* Stated exercise 1:
In the passage about A-level results day, what grade did the student get in the speaking portion of German AS-level?
* Stated exercise 2:
Carry the passage about A-level results day and hidden hearing loss forward from its last sentence.

* Document passage:
Published Date: 17 Aug 2023
Photo: Author not pictured. Stock photo from our image library.

So, it’s A-level results day. You’re probably feeling anxious about receiving your results. You’ve possibly got a conditional university place, or you may have something else lined up, which may or may not depend on your grades. A very stressful, scary time all around, and one I wish you nothing but the best with.

Imagine this. It’s 2011, and you have just completed an AS-level exam in German. You struggled through the listening portion of the reading, listening, and writing exam, and came out of the exam flustered and anxious, hearing your classmates discussing that the listening section was about accommodation, when you’d thought it made little to no sense and was about the future. Dread and fear floods through you, and you know that you’ll get a bad grade, despite having written a good essay, and having understood the reading portion.

You wished that you’d told someone – a teacher or a parent – that you cannot hear properly in one ear and have never been able to. But you refuse to, for fear of being judged, ridiculed and ignored. You’re scared to be seen as different. Sound familiar?

AS-level results day rolls around. You arrive at school and open up your results. You get a miraculous A in the speaking portion of German AS-level, and a D in the other exam. The worst bit is, you still don’t tell your teachers or parents quite why there is such a stark difference. You don’t tell anyone that you’ve spent the past 17 years of your life coping through lipreading. You don’t let it slip that you’re struggling, quite literally, in silence.

* Record extracts:
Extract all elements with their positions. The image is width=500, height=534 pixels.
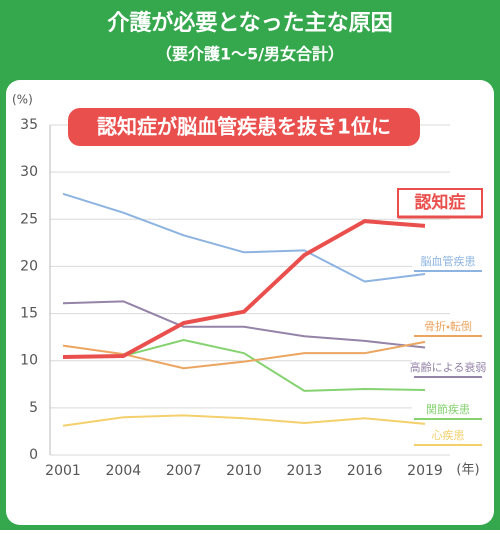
y-tick-label: 25	[20, 211, 38, 227]
panel	[6, 80, 494, 525]
legend-bg	[412, 359, 484, 377]
x-tick-label: 2016	[347, 463, 383, 479]
y-tick-label: 5	[29, 400, 38, 416]
series-line	[62, 300, 426, 349]
series-line	[62, 219, 426, 359]
legend-label: 認知症	[415, 192, 466, 213]
x-tick-label: 2010	[226, 463, 262, 479]
y-tick-label: 15	[20, 306, 38, 322]
y-tick-label: 30	[20, 164, 38, 180]
chart-subtitle: （要介護1～5/男女合計）	[156, 45, 344, 64]
grid: 0 5 10 15 20 25 30 35 2001 2004 2007 2010 2013 2016 20…	[20, 117, 450, 479]
legend-label: 脳血管疾患	[421, 254, 476, 268]
legend-bg	[412, 427, 484, 445]
y-tick-label: 0	[29, 447, 38, 463]
y-unit: (%)	[12, 93, 33, 107]
legend-label: 高齢による衰弱	[410, 360, 487, 374]
legend-label: 関節疾患	[426, 402, 470, 416]
legend-label: 骨折・転倒	[424, 319, 472, 333]
y-tick-label: 20	[20, 258, 38, 274]
lines	[62, 192, 426, 427]
annotation: 認知症が脳血管疾患を抜き1位に	[97, 115, 391, 139]
y-tick-label: 35	[20, 117, 38, 133]
legend-bg	[412, 318, 484, 336]
x-unit: (年)	[456, 463, 479, 478]
chart-title: 介護が必要となった主な原因	[107, 10, 392, 36]
x-tick-label: 2019	[407, 463, 443, 479]
y-tick-label: 10	[20, 353, 38, 369]
legend-box	[397, 188, 483, 218]
legend-bg	[412, 253, 484, 271]
x-tick-label: 2007	[166, 463, 202, 479]
x-tick-label: 2001	[45, 463, 81, 479]
x-tick-label: 2004	[106, 463, 142, 479]
series-line	[62, 192, 426, 283]
series-line	[62, 414, 426, 427]
x-tick-label: 2013	[287, 463, 323, 479]
annotation-box	[68, 108, 420, 146]
legend-bg	[412, 401, 484, 419]
legend-label: 心疾患	[432, 429, 465, 442]
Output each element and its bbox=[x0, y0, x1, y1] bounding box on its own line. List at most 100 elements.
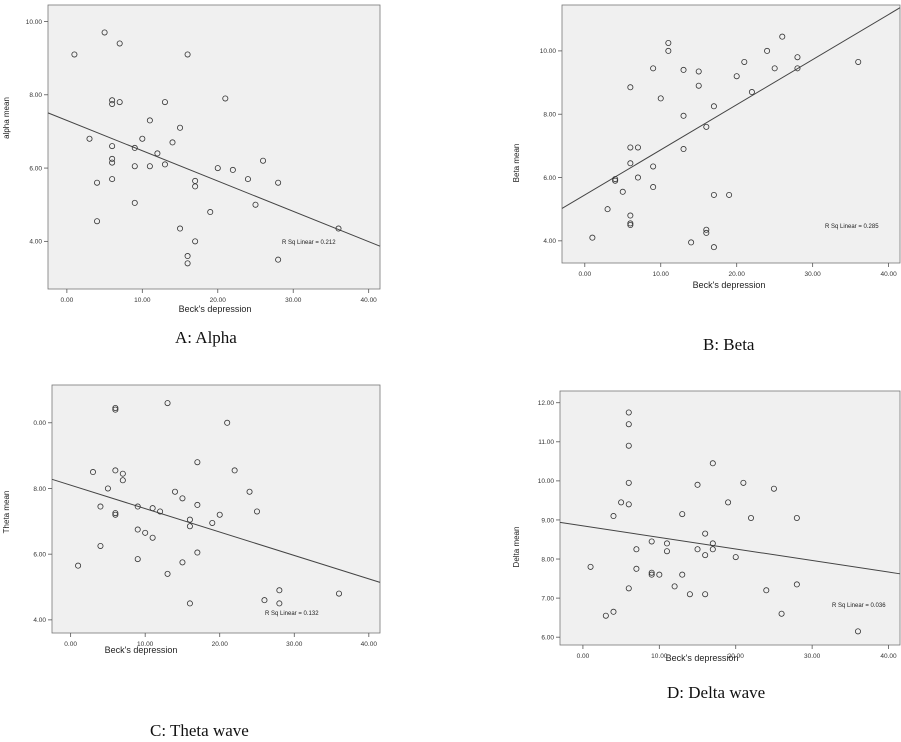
x-axis-label: Beck's depression bbox=[179, 304, 252, 314]
x-tick-label: 0.00 bbox=[64, 641, 77, 648]
x-tick-label: 40.00 bbox=[880, 653, 897, 660]
caption-delta: D: Delta wave bbox=[667, 683, 766, 702]
data-point bbox=[625, 585, 632, 592]
y-tick-label: 6.00 bbox=[543, 175, 556, 182]
data-point bbox=[710, 191, 717, 198]
y-tick-label: 0.00 bbox=[33, 420, 46, 427]
data-point bbox=[154, 150, 161, 157]
x-tick-label: 30.00 bbox=[285, 297, 302, 304]
fit-line bbox=[47, 112, 381, 247]
data-point bbox=[633, 546, 640, 553]
data-point bbox=[779, 33, 786, 40]
data-point bbox=[741, 58, 748, 65]
data-point bbox=[116, 40, 123, 47]
data-point bbox=[109, 100, 116, 107]
y-tick-label: 6.00 bbox=[541, 634, 554, 641]
data-point bbox=[612, 176, 619, 183]
data-point bbox=[732, 554, 739, 561]
data-point bbox=[733, 73, 740, 80]
data-point bbox=[748, 514, 755, 521]
data-point bbox=[149, 534, 156, 541]
data-point bbox=[194, 459, 201, 466]
data-point bbox=[680, 146, 687, 153]
data-point bbox=[610, 513, 617, 520]
data-point bbox=[589, 234, 596, 241]
data-point bbox=[710, 103, 717, 110]
data-point bbox=[625, 409, 632, 416]
data-point bbox=[184, 260, 191, 267]
data-point bbox=[142, 529, 149, 536]
x-tick-label: 10.00 bbox=[651, 653, 668, 660]
chart-svg-alpha: 0.00 10.00 20.00 30.00 40.00 4.00 6.00 8.00 10.0… bbox=[2, 4, 381, 314]
y-tick-label: 4.00 bbox=[33, 617, 46, 624]
data-point bbox=[604, 206, 611, 213]
data-point bbox=[694, 546, 701, 553]
y-tick-label: 4.00 bbox=[543, 238, 556, 245]
x-tick-label: 20.00 bbox=[212, 641, 229, 648]
data-point bbox=[695, 68, 702, 75]
data-point bbox=[216, 511, 223, 518]
y-axis-label: Beta mean bbox=[512, 144, 521, 183]
data-point bbox=[335, 225, 342, 232]
data-point bbox=[75, 562, 82, 569]
data-point bbox=[134, 556, 141, 563]
data-point bbox=[627, 84, 634, 91]
data-point bbox=[224, 419, 231, 426]
data-point bbox=[146, 117, 153, 124]
data-point bbox=[634, 174, 641, 181]
data-point bbox=[703, 229, 710, 236]
data-point bbox=[246, 488, 253, 495]
x-axis-label: Beck's depression bbox=[105, 645, 178, 655]
data-point bbox=[627, 144, 634, 151]
data-point bbox=[625, 442, 632, 449]
data-point bbox=[854, 628, 861, 635]
data-point bbox=[627, 222, 634, 229]
data-point bbox=[625, 501, 632, 508]
data-point bbox=[709, 546, 716, 553]
data-point bbox=[650, 184, 657, 191]
data-point bbox=[229, 166, 236, 173]
data-point bbox=[740, 479, 747, 486]
data-point bbox=[112, 404, 119, 411]
x-tick-label: 30.00 bbox=[286, 641, 303, 648]
data-point bbox=[634, 144, 641, 151]
data-point bbox=[726, 191, 733, 198]
y-tick-label: 6.00 bbox=[29, 165, 42, 172]
data-point bbox=[97, 503, 104, 510]
data-point bbox=[618, 499, 625, 506]
data-point bbox=[648, 538, 655, 545]
fit-line bbox=[561, 7, 901, 209]
data-point bbox=[680, 66, 687, 73]
r-squared-label: R Sq Linear = 0.285 bbox=[825, 224, 879, 230]
data-point bbox=[709, 460, 716, 467]
x-tick-label: 0.00 bbox=[577, 653, 590, 660]
data-point bbox=[260, 157, 267, 164]
caption-alpha: A: Alpha bbox=[175, 328, 237, 347]
data-point bbox=[184, 253, 191, 260]
plot-area bbox=[561, 4, 901, 264]
data-point bbox=[276, 587, 283, 594]
data-point bbox=[627, 160, 634, 167]
data-point bbox=[748, 89, 755, 96]
data-point bbox=[109, 155, 116, 162]
chart-panel-delta: 0.00 10.00 20.00 30.00 40.00 6.00 7.00 8.00 9.00… bbox=[510, 385, 901, 670]
caption-theta: C: Theta wave bbox=[150, 721, 249, 740]
data-point bbox=[679, 511, 686, 518]
data-point bbox=[710, 244, 717, 251]
data-point bbox=[112, 467, 119, 474]
y-tick-label: 4.00 bbox=[29, 239, 42, 246]
x-tick-label: 20.00 bbox=[728, 653, 745, 660]
data-point bbox=[770, 485, 777, 492]
y-tick-label: 8.00 bbox=[543, 112, 556, 119]
data-point bbox=[171, 488, 178, 495]
r-squared-label: R Sq Linear = 0.132 bbox=[265, 611, 319, 617]
data-point bbox=[164, 400, 171, 407]
fit-line bbox=[51, 478, 381, 583]
data-point bbox=[763, 587, 770, 594]
chart-panel-theta: 0.00 10.00 20.00 30.00 40.00 4.00 6.00 8.00 0.00… bbox=[0, 380, 390, 660]
y-axis-label: Theta mean bbox=[2, 491, 11, 534]
data-point bbox=[702, 530, 709, 537]
data-point bbox=[109, 143, 116, 150]
data-point bbox=[116, 99, 123, 106]
data-point bbox=[665, 47, 672, 54]
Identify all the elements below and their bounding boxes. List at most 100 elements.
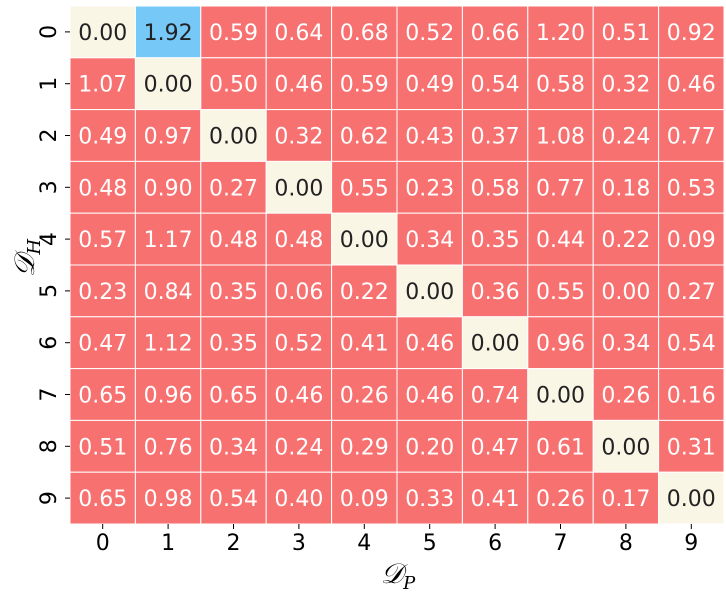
cell-value-label: 0.77: [667, 125, 716, 150]
cell-value-label: 0.53: [667, 176, 716, 201]
heatmap-cell: [396, 160, 463, 214]
heatmap-cell: [461, 316, 529, 370]
y-tick-label: 3: [37, 180, 62, 194]
heatmap-cell: [592, 419, 660, 473]
heatmap-cell: [461, 109, 529, 162]
heatmap-cell: [265, 368, 333, 421]
cell-value-label: 0.96: [536, 332, 585, 357]
cell-value-label: 0.43: [405, 125, 454, 150]
heatmap-cell: [134, 419, 202, 473]
heatmap-cell: [331, 212, 398, 266]
cell-value-label: 0.52: [405, 21, 454, 46]
cell-value-label: 0.24: [601, 125, 650, 150]
heatmap-cell: [396, 5, 463, 59]
heatmap-cell: [69, 264, 136, 318]
heatmap-cell: [331, 471, 398, 525]
heatmap-cell: [134, 5, 202, 59]
x-tick-label: 2: [227, 531, 241, 556]
heatmap-cell: [396, 471, 463, 525]
cell-value-label: 0.32: [601, 73, 650, 98]
heatmap-cell: [592, 212, 660, 266]
cell-value-label: 0.96: [144, 384, 193, 409]
heatmap-cell: [134, 57, 202, 111]
heatmap-cell: [592, 160, 660, 214]
cell-value-label: 0.47: [78, 332, 127, 357]
cell-value-label: 0.32: [274, 125, 323, 150]
x-axis-label: 𝒟P: [381, 557, 416, 594]
y-tick-label: 8: [37, 439, 62, 453]
heatmap-cell: [592, 471, 660, 525]
cell-value-label: 0.90: [144, 176, 193, 201]
heatmap-cell: [658, 160, 725, 214]
cell-value-label: 0.35: [471, 228, 520, 253]
x-tick-label: 4: [357, 531, 371, 556]
heatmap-cell: [396, 368, 463, 421]
cell-value-label: 0.00: [471, 332, 520, 357]
heatmap-cell: [396, 316, 463, 370]
cell-value-label: 0.57: [78, 228, 127, 253]
heatmap-cell: [658, 212, 725, 266]
heatmap-cell: [134, 109, 202, 162]
cell-value-label: 0.22: [601, 228, 650, 253]
heatmap-cells: 0.00 1.92 0.59 0.64 0.68 0.52 0.66 1.20 0.51 0.92…: [69, 5, 725, 525]
cell-value-label: 0.92: [667, 21, 716, 46]
x-tick-label: 0: [96, 531, 110, 556]
cell-value-label: 0.62: [340, 125, 389, 150]
cell-value-label: 0.29: [340, 435, 389, 460]
cell-value-label: 0.58: [536, 73, 585, 98]
y-tick-label: 7: [37, 388, 62, 402]
heatmap-cell: [331, 368, 398, 421]
x-tick-label: 5: [423, 531, 437, 556]
cell-value-label: 0.74: [471, 384, 520, 409]
cell-value-label: 0.48: [78, 176, 127, 201]
y-axis-label: 𝒟H: [8, 239, 45, 277]
heatmap-cell: [331, 419, 398, 473]
cell-value-label: 0.16: [667, 384, 716, 409]
cell-value-label: 0.49: [78, 125, 127, 150]
heatmap-cell: [527, 5, 594, 59]
heatmap-cell: [265, 57, 333, 111]
cell-value-label: 0.00: [536, 384, 585, 409]
cell-value-label: 0.54: [667, 332, 716, 357]
heatmap-cell: [592, 368, 660, 421]
heatmap-cell: [200, 419, 267, 473]
x-tick-label: 8: [619, 531, 633, 556]
cell-value-label: 0.31: [667, 435, 716, 460]
cell-value-label: 0.55: [340, 176, 389, 201]
cell-value-label: 0.61: [536, 435, 585, 460]
cell-value-label: 0.37: [471, 125, 520, 150]
heatmap-cell: [265, 471, 333, 525]
cell-value-label: 0.97: [144, 125, 193, 150]
y-tick-label: 6: [37, 336, 62, 350]
cell-value-label: 0.46: [405, 384, 454, 409]
cell-value-label: 0.46: [405, 332, 454, 357]
cell-value-label: 0.64: [274, 21, 323, 46]
cell-value-label: 0.00: [144, 73, 193, 98]
cell-value-label: 0.51: [78, 435, 127, 460]
heatmap-cell: [658, 109, 725, 162]
heatmap-cell: [527, 57, 594, 111]
cell-value-label: 0.76: [144, 435, 193, 460]
cell-value-label: 0.26: [601, 384, 650, 409]
cell-value-label: 0.33: [405, 487, 454, 512]
x-tick-label: 9: [684, 531, 698, 556]
cell-value-label: 0.84: [144, 280, 193, 305]
cell-value-label: 0.44: [536, 228, 585, 253]
cell-value-label: 1.17: [144, 228, 193, 253]
cell-value-label: 0.55: [536, 280, 585, 305]
heatmap-cell: [69, 5, 136, 59]
y-tick-label: 0: [37, 25, 62, 39]
y-axis-ticks: 0 1 2 3 4 5 6 7 8 9: [37, 25, 70, 505]
heatmap-cell: [527, 368, 594, 421]
cell-value-label: 0.35: [209, 280, 258, 305]
heatmap-cell: [658, 316, 725, 370]
heatmap-cell: [134, 212, 202, 266]
cell-value-label: 0.54: [209, 487, 258, 512]
heatmap-cell: [265, 419, 333, 473]
heatmap-cell: [461, 160, 529, 214]
heatmap-cell: [200, 109, 267, 162]
y-tick-label: 4: [37, 232, 62, 246]
cell-value-label: 1.20: [536, 21, 585, 46]
cell-value-label: 0.49: [405, 73, 454, 98]
heatmap-cell: [461, 471, 529, 525]
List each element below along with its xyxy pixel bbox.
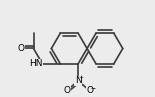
Text: HN: HN xyxy=(29,59,42,68)
Text: O: O xyxy=(86,86,93,95)
Text: N: N xyxy=(75,77,82,85)
Text: O: O xyxy=(18,44,25,53)
Text: −: − xyxy=(91,85,96,91)
Text: O: O xyxy=(63,86,70,95)
Text: +: + xyxy=(79,75,84,80)
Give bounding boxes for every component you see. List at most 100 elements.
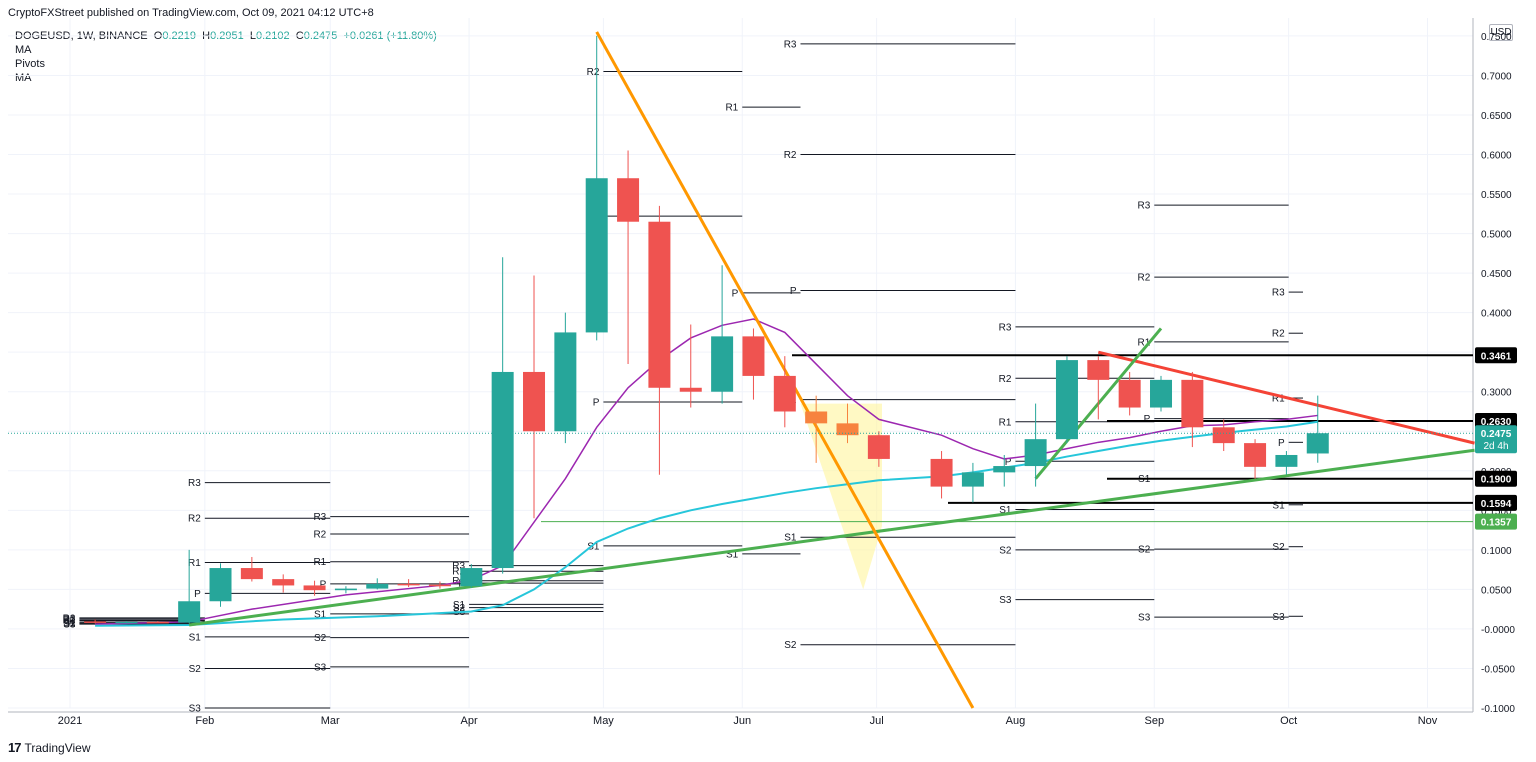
candle-body	[1212, 427, 1235, 444]
pivot-label: S1	[314, 609, 327, 620]
x-tick-label: Jun	[733, 715, 751, 727]
tradingview-logo-icon: 17	[8, 740, 22, 755]
pivot-label: R3	[63, 613, 76, 624]
pivot-label: P	[69, 617, 76, 628]
candle-body	[272, 579, 295, 586]
pivot-label: S1	[189, 632, 202, 643]
legend-indicator-ma-1[interactable]: MA	[15, 44, 32, 56]
pivot-label: R1	[725, 103, 738, 114]
pivot-label: S1	[999, 505, 1012, 516]
pivot-label: S1	[784, 533, 797, 544]
y-tick-label: 0.5500	[1481, 190, 1512, 201]
candle-body	[1306, 433, 1329, 454]
pivot-label: S1	[1272, 500, 1285, 511]
footer-brand-text: TradingView	[24, 740, 91, 755]
x-tick-label: Apr	[461, 715, 478, 727]
pivot-label: S2	[1138, 545, 1151, 556]
pivot-label: S2	[784, 640, 797, 651]
pivot-label: R1	[313, 557, 326, 568]
pivot-label: P	[194, 589, 201, 600]
legend-indicator-pivots[interactable]: Pivots	[15, 58, 45, 70]
pivot-label: P	[1278, 438, 1285, 449]
pivot-label: R1	[1272, 394, 1285, 405]
pivot-label: R3	[1137, 201, 1150, 212]
candle-body	[648, 221, 671, 388]
pivot-label: R3	[1272, 288, 1285, 299]
pivot-label: R2	[784, 150, 797, 161]
pivot-label: R2	[1272, 329, 1285, 340]
candle-body	[1181, 379, 1204, 428]
pivot-label: S1	[63, 618, 76, 629]
candle-body	[585, 178, 608, 333]
pivot-label: S3	[63, 620, 76, 631]
pivot-label: R1	[999, 417, 1012, 428]
current-price-label: 0.2475	[1481, 429, 1512, 440]
candle-body	[679, 387, 702, 392]
ma-cyan-line	[95, 420, 1318, 627]
pivot-label: R1	[63, 616, 76, 627]
current-price-badge	[1475, 425, 1517, 454]
pivot-label: R2	[188, 514, 201, 525]
candle-body	[773, 375, 796, 412]
candle-body	[397, 583, 420, 586]
trendline	[188, 448, 1475, 627]
x-tick-label: 2021	[58, 715, 82, 727]
pivot-label: S2	[999, 545, 1012, 556]
key-level-badge	[1475, 470, 1517, 487]
pivot-label: S3	[189, 704, 202, 715]
pivot-label: S1	[726, 549, 739, 560]
candle-body	[209, 568, 232, 602]
pivot-label: S3	[999, 595, 1012, 606]
y-tick-label: 0.1000	[1481, 546, 1512, 557]
candle-body	[1087, 360, 1110, 380]
y-tick-label: 0.5000	[1481, 230, 1512, 241]
candle-body	[711, 336, 734, 392]
pivot-label: R1	[188, 558, 201, 569]
candle-body	[1118, 379, 1141, 408]
pivot-label: S2	[63, 619, 76, 630]
candle-body	[836, 423, 859, 436]
pivot-label: R2	[452, 567, 465, 578]
y-tick-label: -0.0500	[1481, 664, 1515, 675]
candle-body	[1244, 443, 1267, 467]
pivot-label: R3	[313, 512, 326, 523]
pivot-label: R2	[999, 374, 1012, 385]
pivot-label: R1	[1137, 337, 1150, 348]
y-tick-label: 0.6500	[1481, 111, 1512, 122]
key-level-badge	[1475, 412, 1517, 429]
y-tick-label: 0.4000	[1481, 309, 1512, 320]
pivot-label: S2	[453, 603, 466, 614]
pivot-label: R2	[1137, 273, 1150, 284]
pivot-label: P	[593, 398, 600, 409]
x-tick-label: Jul	[870, 715, 884, 727]
candle-body	[523, 371, 546, 432]
key-level-badge	[1475, 347, 1517, 364]
key-level-badge	[1475, 513, 1517, 530]
candle-body	[961, 472, 984, 487]
candle-body	[146, 621, 169, 624]
x-tick-label: Nov	[1418, 715, 1438, 727]
key-level-label: 0.1357	[1481, 518, 1512, 529]
x-tick-label: Aug	[1006, 715, 1026, 727]
y-tick-label: 0.7000	[1481, 71, 1512, 82]
y-tick-label: 0.0500	[1481, 585, 1512, 596]
candle-body	[867, 435, 890, 459]
highlight-zone	[800, 403, 882, 590]
y-tick-label: 0.3000	[1481, 388, 1512, 399]
pivot-label: P	[320, 579, 327, 590]
currency-button[interactable]: USD	[1489, 24, 1513, 41]
candle-body	[1150, 379, 1173, 408]
y-tick-label: -0.0000	[1481, 625, 1515, 636]
key-level-label: 0.1594	[1481, 499, 1512, 510]
pivot-label: S2	[1272, 542, 1285, 553]
candle-body	[460, 568, 483, 587]
key-level-label: 0.2630	[1481, 417, 1512, 428]
pivot-label: R3	[784, 39, 797, 50]
candle-body	[1055, 360, 1078, 440]
footer-branding[interactable]: 17 TradingView	[8, 740, 91, 755]
y-tick-label: 0.4500	[1481, 269, 1512, 280]
pivot-label: S3	[1138, 613, 1151, 624]
candle-body	[554, 332, 577, 432]
candle-body	[930, 458, 953, 487]
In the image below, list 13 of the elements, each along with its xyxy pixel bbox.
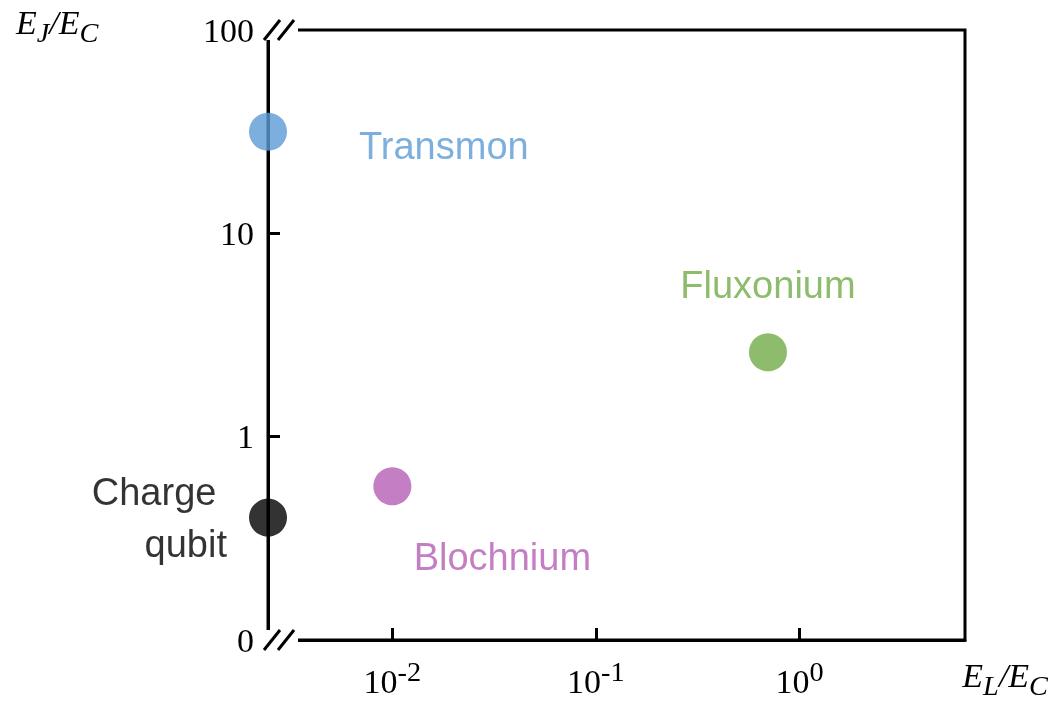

* Response 1:
An A.

* Response 2:
You knuckle down and buy yourself a book on 555 German verbs and try to improve your grades in every which way, to compensate for the secret that you’re hiding. You spend hours trying to work out the past participles and the imperfect tenses of a foreign language. You don’t tell anyone except for a trusted friend that you think you’re deaf in one ear and always have been. You push it down, ignore it. You don’t want to be seen as different, you don’t want to have to get a hearing aid or have special considerations, even though you know deep down that you would qualify for them.

You’re determined to get a B in German. You retake the AS exam in the January exam season. You can use headphones this time, and still only get a C, but it’s enough. You don’t have a listening exam in the A-level exam that summer and achieve a C in the speaking this time around, and a B in the other paper. You achieve a B grade overall and get into university. Your teachers are impressed and pat themselves on the back for helping you do so much better in the more difficult A2 exams.

You get to university and realise that you cannot hear a thing in crowded, echoey lecture theatres, and promptly leave after Fresher’s week, because you cannot mentally deal with the thought of spending another four years struggling. You don’t tell anyone that you’re struggling with your hearing loss for five more years, and that it’s part of why you feel so lost and scared at 18.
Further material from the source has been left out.